• **Written problem**:
Can you transcribe the data exactly? Leave the pictures out.

[Data records]
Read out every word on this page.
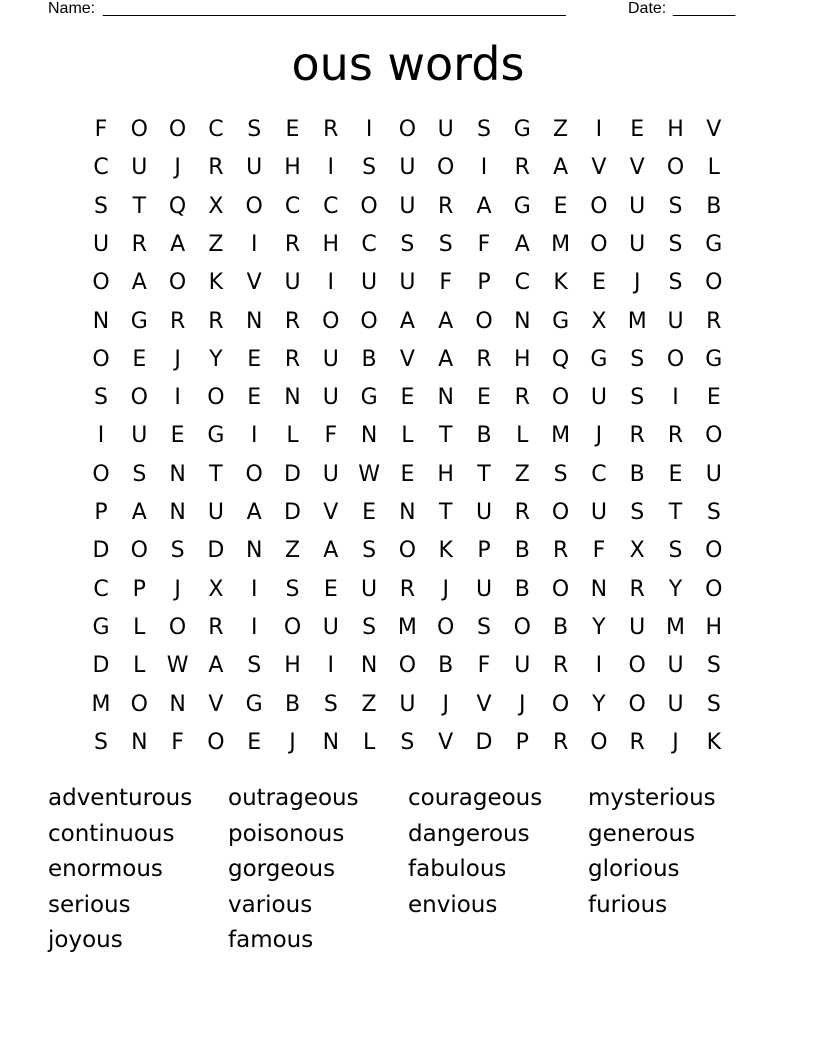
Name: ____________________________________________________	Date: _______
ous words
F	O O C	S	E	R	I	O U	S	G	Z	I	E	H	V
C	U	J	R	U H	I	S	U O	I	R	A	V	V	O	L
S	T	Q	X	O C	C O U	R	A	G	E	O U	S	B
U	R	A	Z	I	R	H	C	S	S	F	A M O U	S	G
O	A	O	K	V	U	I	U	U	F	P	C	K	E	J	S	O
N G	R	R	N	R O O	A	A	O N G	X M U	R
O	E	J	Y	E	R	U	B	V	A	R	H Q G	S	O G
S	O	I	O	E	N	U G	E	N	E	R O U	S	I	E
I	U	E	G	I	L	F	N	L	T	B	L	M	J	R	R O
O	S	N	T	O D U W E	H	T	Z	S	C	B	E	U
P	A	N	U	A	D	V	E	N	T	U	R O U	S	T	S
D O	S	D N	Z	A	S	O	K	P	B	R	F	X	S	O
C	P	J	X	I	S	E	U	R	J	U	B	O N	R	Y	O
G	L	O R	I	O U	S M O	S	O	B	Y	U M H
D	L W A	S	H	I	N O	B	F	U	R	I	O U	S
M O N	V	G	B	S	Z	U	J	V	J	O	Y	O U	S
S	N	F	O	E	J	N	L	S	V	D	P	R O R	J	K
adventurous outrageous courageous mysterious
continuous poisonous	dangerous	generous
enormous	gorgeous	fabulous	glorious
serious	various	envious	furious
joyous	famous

• **Worked answer**:
Read out every word on this page.
Name: ____________________________________________________	Date: _______
ous words
F	O O C	S	E	R	I	O U	S	G	Z	I	E	H	V
C	U	J	R	U H	I	S	U O	I	R	A	V	V	O	L
S	T	Q	X	O C	C O U	R	A	G	E	O U	S	B
U	R	A	Z	I	R	H	C	S	S	F	A M O U	S	G
O	A	O	K	V	U	I	U	U	F	P	C	K	E	J	S	O
N G	R	R	N	R O O	A	A	O N G	X M U	R
O	E	J	Y	E	R	U	B	V	A	R	H Q G	S	O G
S	O	I	O	E	N	U G	E	N	E	R O U	S	I	E
I	U	E	G	I	L	F	N	L	T	B	L	M	J	R	R O
O	S	N	T	O D U W E	H	T	Z	S	C	B	E	U
P	A	N	U	A	D	V	E	N	T	U	R O U	S	T	S
D O	S	D N	Z	A	S	O	K	P	B	R	F	X	S	O
C	P	J	X	I	S	E	U	R	J	U	B	O N	R	Y	O
G	L	O R	I	O U	S M O	S	O	B	Y	U M H
D	L W A	S	H	I	N O	B	F	U	R	I	O U	S
M O N	V	G	B	S	Z	U	J	V	J	O	Y	O U	S
S	N	F	O	E	J	N	L	S	V	D	P	R O R	J	K
adventurous outrageous courageous mysterious
continuous poisonous	dangerous	generous
enormous	gorgeous	fabulous	glorious
serious	various	envious	furious
joyous	famous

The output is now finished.